● **INSTRUCTION**
Collect all lines below with the string "ADAM".

#### LISTED RECORDS

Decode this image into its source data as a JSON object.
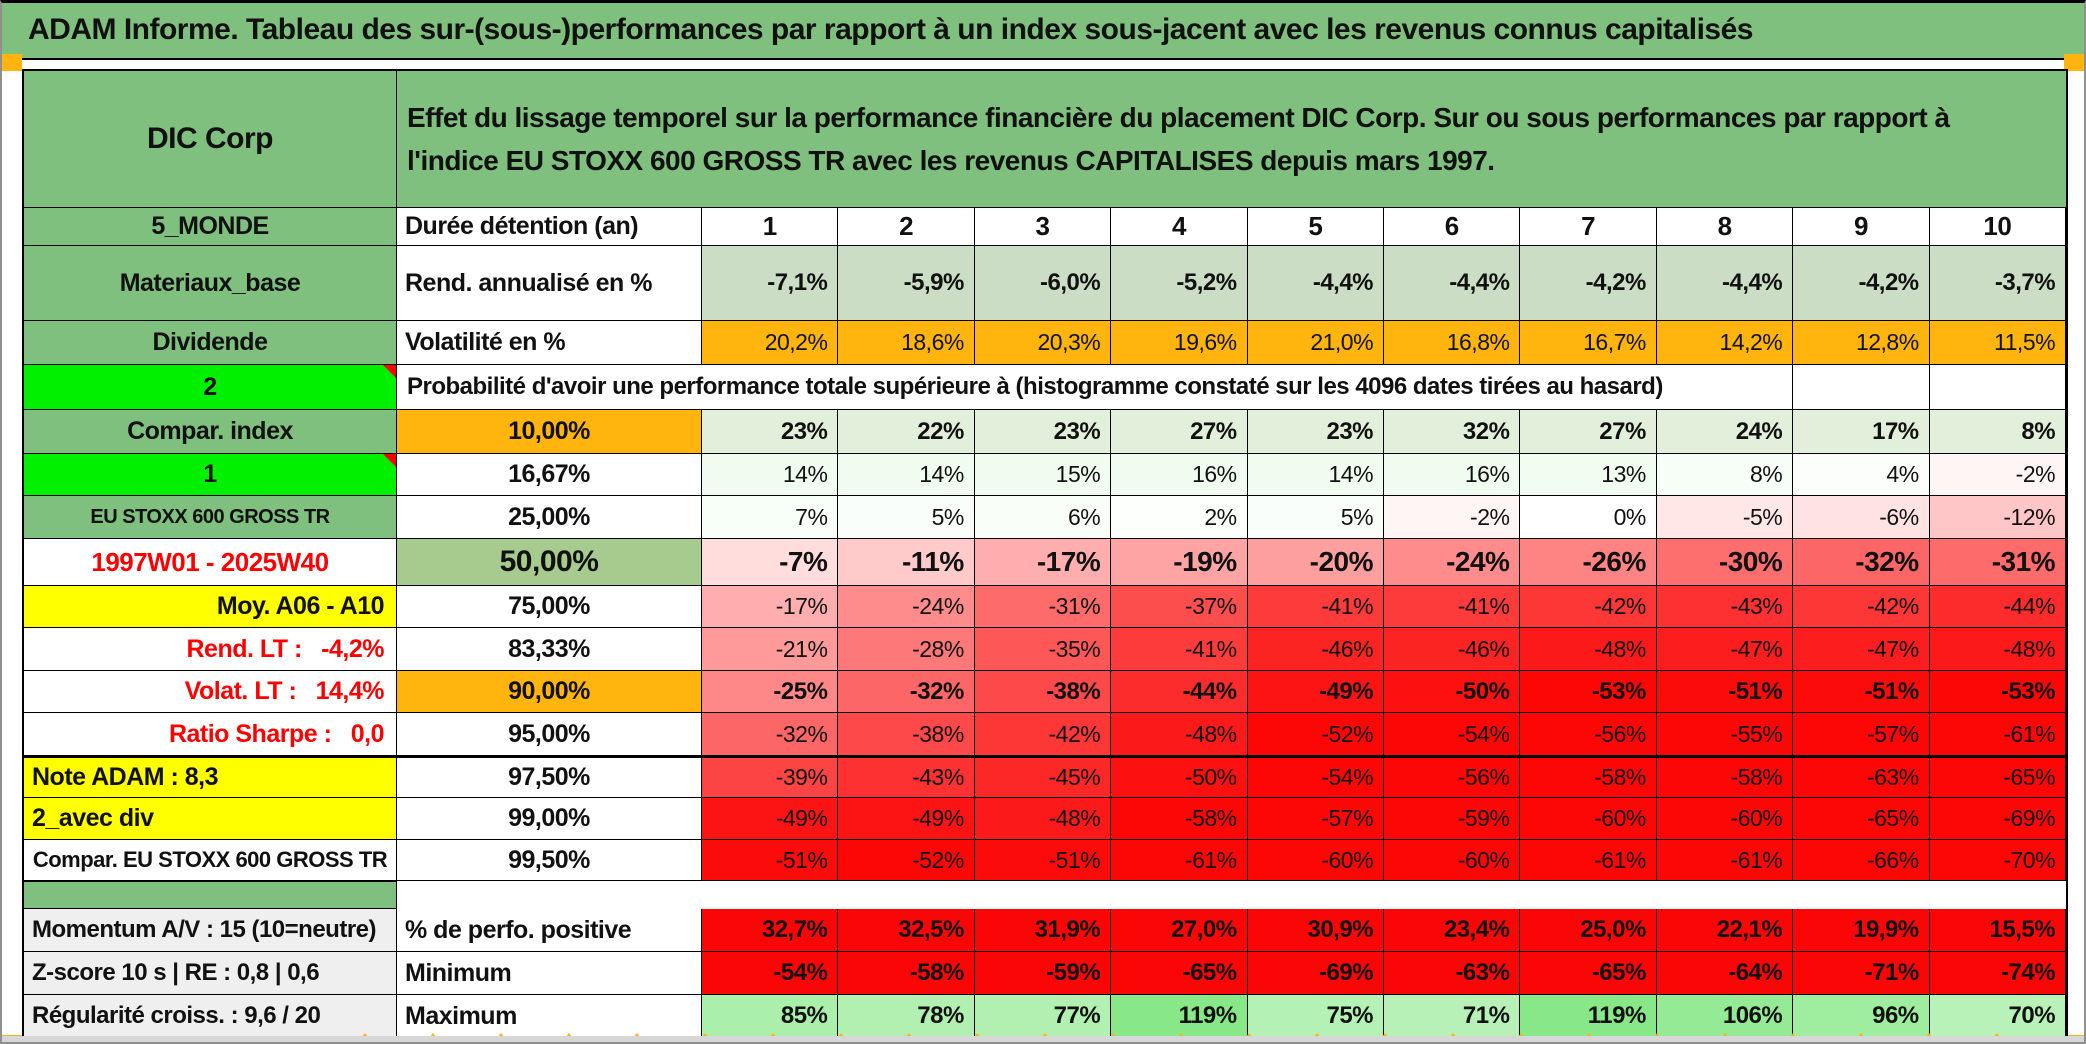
{
  "title": "ADAM Informe. Tableau des sur-(sous-)performances par rapport à un index sous-jacent avec les revenus connus capitalisés",
  "header": {
    "name": "DIC Corp",
    "description": "Effet du lissage temporel sur la performance financière du placement DIC Corp. Sur ou sous performances par rapport à l'indice EU STOXX 600 GROSS TR avec les revenus CAPITALISES depuis mars 1997."
  },
  "colors": {
    "sage_green": "#7FC07F",
    "bright_green": "#00F000",
    "orange": "#FFB40E",
    "yellow": "#FFFF00",
    "light_green_fill": "#CBDEC5",
    "prob10_fill": "#E2EFDA",
    "mid50_fill": "#A7CA8E",
    "pure_red": "#FB0606",
    "red_text": "#FF0000",
    "gray_label": "#EFEFEF"
  },
  "rows": [
    {
      "id": "duree",
      "label": "5_MONDE",
      "labelStyle": "sage",
      "mid": "Durée détention (an)",
      "midStyle": "plain-left",
      "values": [
        "1",
        "2",
        "3",
        "4",
        "5",
        "6",
        "7",
        "8",
        "9",
        "10"
      ],
      "cellStyle": "header"
    },
    {
      "id": "rend",
      "label": "Materiaux_base",
      "labelStyle": "sage",
      "mid": "Rend. annualisé en %",
      "midStyle": "plain-left",
      "values": [
        "-7,1%",
        "-5,9%",
        "-6,0%",
        "-5,2%",
        "-4,4%",
        "-4,4%",
        "-4,2%",
        "-4,4%",
        "-4,2%",
        "-3,7%"
      ],
      "cellStyle": "fixed",
      "cellBg": "light_green_fill",
      "bold": true
    },
    {
      "id": "volat",
      "label": "Dividende",
      "labelStyle": "sage",
      "mid": "Volatilité en %",
      "midStyle": "plain-left",
      "values": [
        "20,2%",
        "18,6%",
        "20,3%",
        "19,6%",
        "21,0%",
        "16,8%",
        "16,7%",
        "14,2%",
        "12,8%",
        "11,5%"
      ],
      "cellStyle": "fixed",
      "cellBg": "orange"
    },
    {
      "id": "proba",
      "label": "2",
      "labelStyle": "bright",
      "note": true,
      "merged": "Probabilité d'avoir une performance totale supérieure à (histogramme constaté sur les 4096 dates tirées au hasard)",
      "trailingEmpty": 2
    },
    {
      "id": "p10",
      "label": "Compar. index",
      "labelStyle": "sage",
      "mid": "10,00%",
      "midStyle": "plain-center mid-orange",
      "values": [
        "23%",
        "22%",
        "23%",
        "27%",
        "23%",
        "32%",
        "27%",
        "24%",
        "17%",
        "8%"
      ],
      "cellStyle": "fixed",
      "cellBg": "prob10_fill",
      "bold": true
    },
    {
      "id": "p1667",
      "label": "1",
      "labelStyle": "bright",
      "note": true,
      "mid": "16,67%",
      "midStyle": "plain-center",
      "values": [
        "14%",
        "14%",
        "15%",
        "16%",
        "14%",
        "16%",
        "13%",
        "8%",
        "4%",
        "-2%"
      ],
      "cellStyle": "heat"
    },
    {
      "id": "p25",
      "label": "EU STOXX 600 GROSS TR",
      "labelStyle": "sage-small",
      "mid": "25,00%",
      "midStyle": "plain-center",
      "values": [
        "7%",
        "5%",
        "6%",
        "2%",
        "5%",
        "-2%",
        "0%",
        "-5%",
        "-6%",
        "-12%"
      ],
      "cellStyle": "heat"
    },
    {
      "id": "p50",
      "label": "1997W01 - 2025W40",
      "labelStyle": "red-center",
      "mid": "50,00%",
      "midStyle": "plain-center mid-sage50",
      "values": [
        "-7%",
        "-11%",
        "-17%",
        "-19%",
        "-20%",
        "-24%",
        "-26%",
        "-30%",
        "-32%",
        "-31%"
      ],
      "cellStyle": "heat",
      "bold": true,
      "big": true
    },
    {
      "id": "p75",
      "label": "Moy. A06 - A10",
      "labelStyle": "yellow-right",
      "mid": "75,00%",
      "midStyle": "plain-center",
      "values": [
        "-17%",
        "-24%",
        "-31%",
        "-37%",
        "-41%",
        "-41%",
        "-42%",
        "-43%",
        "-42%",
        "-44%"
      ],
      "cellStyle": "heat"
    },
    {
      "id": "p8333",
      "label": "Rend. LT :   -4,2%",
      "labelStyle": "red-right",
      "mid": "83,33%",
      "midStyle": "plain-center",
      "values": [
        "-21%",
        "-28%",
        "-35%",
        "-41%",
        "-46%",
        "-46%",
        "-48%",
        "-47%",
        "-47%",
        "-48%"
      ],
      "cellStyle": "heat"
    },
    {
      "id": "p90",
      "label": "Volat. LT :   14,4%",
      "labelStyle": "red-right",
      "mid": "90,00%",
      "midStyle": "plain-center mid-orange",
      "values": [
        "-25%",
        "-32%",
        "-38%",
        "-44%",
        "-49%",
        "-50%",
        "-53%",
        "-51%",
        "-51%",
        "-53%"
      ],
      "cellStyle": "heat",
      "bold": true
    },
    {
      "id": "p95",
      "label": "Ratio Sharpe :   0,0",
      "labelStyle": "red-right",
      "mid": "95,00%",
      "midStyle": "plain-center",
      "values": [
        "-32%",
        "-38%",
        "-42%",
        "-48%",
        "-52%",
        "-54%",
        "-56%",
        "-55%",
        "-57%",
        "-61%"
      ],
      "cellStyle": "heat"
    },
    {
      "id": "p975",
      "label": "Note ADAM : 8,3",
      "labelStyle": "yellow-left",
      "mid": "97,50%",
      "midStyle": "plain-center",
      "values": [
        "-39%",
        "-43%",
        "-45%",
        "-50%",
        "-54%",
        "-56%",
        "-58%",
        "-58%",
        "-63%",
        "-65%"
      ],
      "cellStyle": "heat",
      "thickTop": true
    },
    {
      "id": "p99",
      "label": "2_avec div",
      "labelStyle": "yellow-left",
      "mid": "99,00%",
      "midStyle": "plain-center",
      "values": [
        "-49%",
        "-49%",
        "-48%",
        "-58%",
        "-57%",
        "-59%",
        "-60%",
        "-60%",
        "-65%",
        "-69%"
      ],
      "cellStyle": "heat"
    },
    {
      "id": "p995",
      "label": "Compar. EU STOXX 600 GROSS TR",
      "labelStyle": "plain-center-small",
      "mid": "99,50%",
      "midStyle": "plain-center",
      "values": [
        "-51%",
        "-52%",
        "-51%",
        "-61%",
        "-60%",
        "-60%",
        "-61%",
        "-61%",
        "-66%",
        "-70%"
      ],
      "cellStyle": "heat"
    },
    {
      "id": "spacer",
      "spacer": true
    },
    {
      "id": "momentum",
      "label": "Momentum A/V : 15 (10=neutre)",
      "labelStyle": "gray-left",
      "mid": "% de perfo. positive",
      "midStyle": "plain-left",
      "values": [
        "32,7%",
        "32,5%",
        "31,9%",
        "27,0%",
        "30,9%",
        "23,4%",
        "25,0%",
        "22,1%",
        "19,9%",
        "15,5%"
      ],
      "cellStyle": "fixed",
      "cellBg": "pure_red",
      "bold": true
    },
    {
      "id": "zscore",
      "label": "Z-score 10 s | RE : 0,8 | 0,6",
      "labelStyle": "gray-left",
      "mid": "Minimum",
      "midStyle": "plain-left",
      "values": [
        "-54%",
        "-58%",
        "-59%",
        "-65%",
        "-69%",
        "-63%",
        "-65%",
        "-64%",
        "-71%",
        "-74%"
      ],
      "cellStyle": "fixed",
      "cellBg": "pure_red",
      "bold": true
    },
    {
      "id": "regularite",
      "label": "Régularité croiss. : 9,6 / 20",
      "labelStyle": "gray-left",
      "mid": "Maximum",
      "midStyle": "plain-left",
      "values": [
        "85%",
        "78%",
        "77%",
        "119%",
        "75%",
        "71%",
        "119%",
        "106%",
        "96%",
        "70%"
      ],
      "cellStyle": "heat",
      "bold": true
    }
  ]
}
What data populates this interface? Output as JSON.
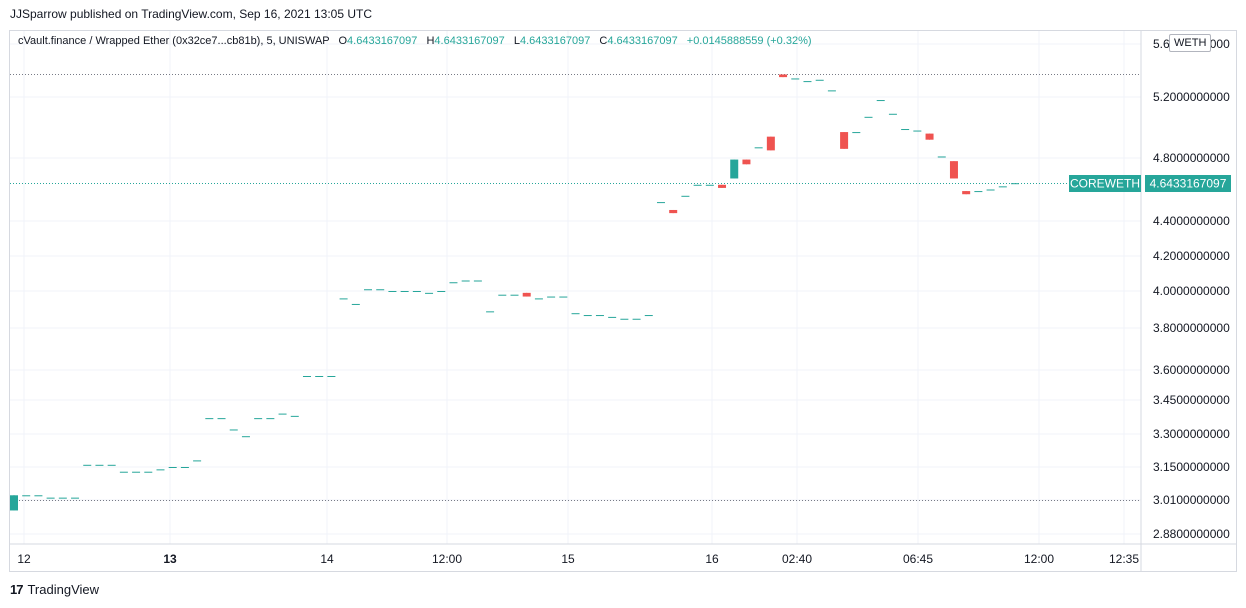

########

● **SOLVED EXERCISE**
  "title": "ADAM Informe. Tableau des sur-(sous-)performances par rapport à un index sous-jacent avec les revenus connus capitalisés",
      "label": "Note ADAM : 8,3",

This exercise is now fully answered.